Items from a data source
:::::

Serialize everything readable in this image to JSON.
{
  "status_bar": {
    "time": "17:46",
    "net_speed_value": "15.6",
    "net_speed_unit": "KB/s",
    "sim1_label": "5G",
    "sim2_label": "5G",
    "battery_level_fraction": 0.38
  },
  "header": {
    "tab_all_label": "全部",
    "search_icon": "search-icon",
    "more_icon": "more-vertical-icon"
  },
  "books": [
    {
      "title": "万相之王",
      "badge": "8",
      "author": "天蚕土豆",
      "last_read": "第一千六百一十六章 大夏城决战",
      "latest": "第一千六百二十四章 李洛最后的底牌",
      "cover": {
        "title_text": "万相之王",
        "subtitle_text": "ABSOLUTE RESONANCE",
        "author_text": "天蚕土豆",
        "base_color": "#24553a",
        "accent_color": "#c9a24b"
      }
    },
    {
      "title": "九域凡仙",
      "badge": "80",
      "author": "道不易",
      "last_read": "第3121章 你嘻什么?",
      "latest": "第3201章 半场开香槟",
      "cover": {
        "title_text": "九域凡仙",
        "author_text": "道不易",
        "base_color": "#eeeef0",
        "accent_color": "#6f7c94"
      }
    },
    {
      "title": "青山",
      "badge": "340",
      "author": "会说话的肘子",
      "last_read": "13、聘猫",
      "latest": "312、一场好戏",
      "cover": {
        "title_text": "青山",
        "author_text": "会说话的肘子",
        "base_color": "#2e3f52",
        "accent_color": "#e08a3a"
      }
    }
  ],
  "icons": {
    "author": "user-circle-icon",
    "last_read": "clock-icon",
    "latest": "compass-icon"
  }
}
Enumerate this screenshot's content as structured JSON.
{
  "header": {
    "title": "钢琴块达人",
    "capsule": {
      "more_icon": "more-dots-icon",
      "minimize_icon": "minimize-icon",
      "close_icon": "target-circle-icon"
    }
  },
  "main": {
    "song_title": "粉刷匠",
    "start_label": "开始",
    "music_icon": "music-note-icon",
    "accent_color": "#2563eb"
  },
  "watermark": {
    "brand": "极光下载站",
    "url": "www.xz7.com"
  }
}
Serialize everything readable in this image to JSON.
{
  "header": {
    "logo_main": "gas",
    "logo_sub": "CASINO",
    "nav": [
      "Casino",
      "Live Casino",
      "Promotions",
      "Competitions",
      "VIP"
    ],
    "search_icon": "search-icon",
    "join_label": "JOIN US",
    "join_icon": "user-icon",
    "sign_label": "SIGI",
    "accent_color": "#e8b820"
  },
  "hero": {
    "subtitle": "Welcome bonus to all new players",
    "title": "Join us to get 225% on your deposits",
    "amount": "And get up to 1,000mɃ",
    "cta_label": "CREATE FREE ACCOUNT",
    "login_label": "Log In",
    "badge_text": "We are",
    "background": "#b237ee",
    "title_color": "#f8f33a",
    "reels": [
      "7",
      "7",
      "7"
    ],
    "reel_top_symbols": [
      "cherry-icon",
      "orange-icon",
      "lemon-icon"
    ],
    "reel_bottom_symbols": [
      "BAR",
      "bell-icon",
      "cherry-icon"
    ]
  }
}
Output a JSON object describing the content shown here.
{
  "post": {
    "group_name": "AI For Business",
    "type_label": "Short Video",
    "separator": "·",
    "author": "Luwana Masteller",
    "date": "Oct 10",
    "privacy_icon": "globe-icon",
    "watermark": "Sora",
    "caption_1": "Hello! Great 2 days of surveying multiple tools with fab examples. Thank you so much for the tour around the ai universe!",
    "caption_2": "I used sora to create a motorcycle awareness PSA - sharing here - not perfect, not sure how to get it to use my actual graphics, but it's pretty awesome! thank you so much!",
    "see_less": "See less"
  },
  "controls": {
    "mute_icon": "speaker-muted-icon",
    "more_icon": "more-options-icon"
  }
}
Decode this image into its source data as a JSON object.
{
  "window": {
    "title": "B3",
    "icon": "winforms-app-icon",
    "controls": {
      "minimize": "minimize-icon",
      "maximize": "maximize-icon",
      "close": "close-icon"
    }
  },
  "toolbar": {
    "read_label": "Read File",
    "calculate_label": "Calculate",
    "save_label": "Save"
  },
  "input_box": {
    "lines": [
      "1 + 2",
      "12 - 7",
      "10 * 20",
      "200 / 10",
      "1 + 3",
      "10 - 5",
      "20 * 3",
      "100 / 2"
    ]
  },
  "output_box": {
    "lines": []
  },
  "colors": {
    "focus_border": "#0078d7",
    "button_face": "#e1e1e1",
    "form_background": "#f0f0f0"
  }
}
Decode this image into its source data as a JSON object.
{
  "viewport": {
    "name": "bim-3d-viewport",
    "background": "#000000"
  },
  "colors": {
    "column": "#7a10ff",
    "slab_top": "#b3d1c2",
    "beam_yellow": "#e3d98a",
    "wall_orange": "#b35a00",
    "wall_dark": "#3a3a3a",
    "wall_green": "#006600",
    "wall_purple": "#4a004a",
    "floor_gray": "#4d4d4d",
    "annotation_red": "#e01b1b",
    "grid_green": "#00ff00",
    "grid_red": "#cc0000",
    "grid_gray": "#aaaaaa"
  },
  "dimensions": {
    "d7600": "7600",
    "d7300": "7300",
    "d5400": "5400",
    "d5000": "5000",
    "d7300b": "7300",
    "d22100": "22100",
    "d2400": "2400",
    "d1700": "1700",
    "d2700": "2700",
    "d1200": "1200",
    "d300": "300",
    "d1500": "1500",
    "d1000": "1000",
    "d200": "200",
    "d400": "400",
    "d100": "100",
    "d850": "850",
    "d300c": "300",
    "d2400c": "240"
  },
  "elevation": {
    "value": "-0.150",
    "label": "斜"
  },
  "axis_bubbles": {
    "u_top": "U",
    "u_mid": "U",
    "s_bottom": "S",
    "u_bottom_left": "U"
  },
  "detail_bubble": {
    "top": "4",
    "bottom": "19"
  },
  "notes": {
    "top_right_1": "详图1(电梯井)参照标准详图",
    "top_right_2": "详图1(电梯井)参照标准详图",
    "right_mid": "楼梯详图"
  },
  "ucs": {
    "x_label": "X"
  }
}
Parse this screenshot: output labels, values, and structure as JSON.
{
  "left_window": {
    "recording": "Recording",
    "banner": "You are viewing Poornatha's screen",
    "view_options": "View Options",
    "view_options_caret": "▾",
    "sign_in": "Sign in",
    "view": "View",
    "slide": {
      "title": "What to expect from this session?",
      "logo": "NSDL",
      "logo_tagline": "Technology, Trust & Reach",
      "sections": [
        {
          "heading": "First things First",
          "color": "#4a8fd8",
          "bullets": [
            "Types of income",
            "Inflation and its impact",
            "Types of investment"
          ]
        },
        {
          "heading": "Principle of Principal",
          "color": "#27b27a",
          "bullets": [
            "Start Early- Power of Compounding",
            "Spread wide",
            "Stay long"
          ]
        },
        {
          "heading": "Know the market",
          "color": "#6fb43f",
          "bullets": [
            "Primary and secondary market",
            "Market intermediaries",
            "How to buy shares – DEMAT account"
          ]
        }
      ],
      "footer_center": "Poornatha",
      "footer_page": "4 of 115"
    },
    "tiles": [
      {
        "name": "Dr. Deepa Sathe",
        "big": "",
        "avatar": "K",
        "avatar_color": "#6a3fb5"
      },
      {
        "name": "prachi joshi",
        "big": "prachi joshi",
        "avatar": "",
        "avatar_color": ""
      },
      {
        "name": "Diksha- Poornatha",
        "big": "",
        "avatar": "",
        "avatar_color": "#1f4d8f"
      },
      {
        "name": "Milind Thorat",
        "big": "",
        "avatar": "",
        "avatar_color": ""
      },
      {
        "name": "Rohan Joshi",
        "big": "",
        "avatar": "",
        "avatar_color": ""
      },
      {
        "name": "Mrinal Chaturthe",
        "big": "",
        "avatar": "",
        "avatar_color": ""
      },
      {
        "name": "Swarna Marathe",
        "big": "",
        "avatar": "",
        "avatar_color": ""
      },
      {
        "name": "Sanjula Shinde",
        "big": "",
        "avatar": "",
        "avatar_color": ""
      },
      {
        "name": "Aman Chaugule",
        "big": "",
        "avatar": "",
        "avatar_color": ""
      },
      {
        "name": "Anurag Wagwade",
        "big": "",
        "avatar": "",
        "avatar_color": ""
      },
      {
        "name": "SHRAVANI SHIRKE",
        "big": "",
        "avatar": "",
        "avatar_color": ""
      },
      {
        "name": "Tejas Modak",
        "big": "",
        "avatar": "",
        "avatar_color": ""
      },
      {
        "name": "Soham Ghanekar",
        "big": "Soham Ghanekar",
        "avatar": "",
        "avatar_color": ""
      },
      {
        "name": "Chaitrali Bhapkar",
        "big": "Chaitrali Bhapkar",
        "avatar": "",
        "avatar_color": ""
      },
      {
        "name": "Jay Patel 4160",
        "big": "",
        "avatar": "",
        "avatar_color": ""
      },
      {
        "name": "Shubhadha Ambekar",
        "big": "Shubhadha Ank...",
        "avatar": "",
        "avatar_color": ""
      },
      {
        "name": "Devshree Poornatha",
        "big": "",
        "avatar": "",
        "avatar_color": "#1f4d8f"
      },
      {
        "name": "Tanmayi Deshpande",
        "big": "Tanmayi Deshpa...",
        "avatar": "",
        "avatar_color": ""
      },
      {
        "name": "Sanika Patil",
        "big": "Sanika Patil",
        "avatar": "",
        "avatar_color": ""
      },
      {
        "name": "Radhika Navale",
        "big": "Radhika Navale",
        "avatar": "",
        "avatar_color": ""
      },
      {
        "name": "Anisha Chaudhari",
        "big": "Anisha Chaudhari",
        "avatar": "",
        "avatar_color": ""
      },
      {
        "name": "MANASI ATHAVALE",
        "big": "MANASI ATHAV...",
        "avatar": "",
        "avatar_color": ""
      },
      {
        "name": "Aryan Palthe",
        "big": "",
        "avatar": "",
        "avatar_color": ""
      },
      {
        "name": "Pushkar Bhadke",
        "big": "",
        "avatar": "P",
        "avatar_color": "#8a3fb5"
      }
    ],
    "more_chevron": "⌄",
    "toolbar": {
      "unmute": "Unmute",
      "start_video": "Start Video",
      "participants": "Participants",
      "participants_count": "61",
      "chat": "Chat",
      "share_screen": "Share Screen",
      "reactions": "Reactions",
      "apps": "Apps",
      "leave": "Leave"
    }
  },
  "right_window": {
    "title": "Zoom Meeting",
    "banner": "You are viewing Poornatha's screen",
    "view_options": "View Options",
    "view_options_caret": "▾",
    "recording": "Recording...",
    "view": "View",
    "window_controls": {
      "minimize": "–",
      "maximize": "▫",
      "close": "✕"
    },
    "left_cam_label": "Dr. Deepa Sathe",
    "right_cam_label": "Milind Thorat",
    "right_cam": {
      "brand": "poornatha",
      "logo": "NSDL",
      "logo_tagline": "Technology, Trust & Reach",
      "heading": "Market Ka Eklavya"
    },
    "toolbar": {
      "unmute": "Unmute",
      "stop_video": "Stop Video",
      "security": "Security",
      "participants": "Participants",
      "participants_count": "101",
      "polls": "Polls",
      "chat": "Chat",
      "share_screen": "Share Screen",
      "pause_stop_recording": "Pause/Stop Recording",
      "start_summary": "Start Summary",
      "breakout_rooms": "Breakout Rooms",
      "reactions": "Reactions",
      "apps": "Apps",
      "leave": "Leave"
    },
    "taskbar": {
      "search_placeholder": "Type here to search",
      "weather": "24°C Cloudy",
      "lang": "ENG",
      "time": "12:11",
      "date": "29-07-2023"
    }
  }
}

:::::

Aim of the exercise:
Answer with one number only: how many lines above contain the word "minimize".

Exercise output:
3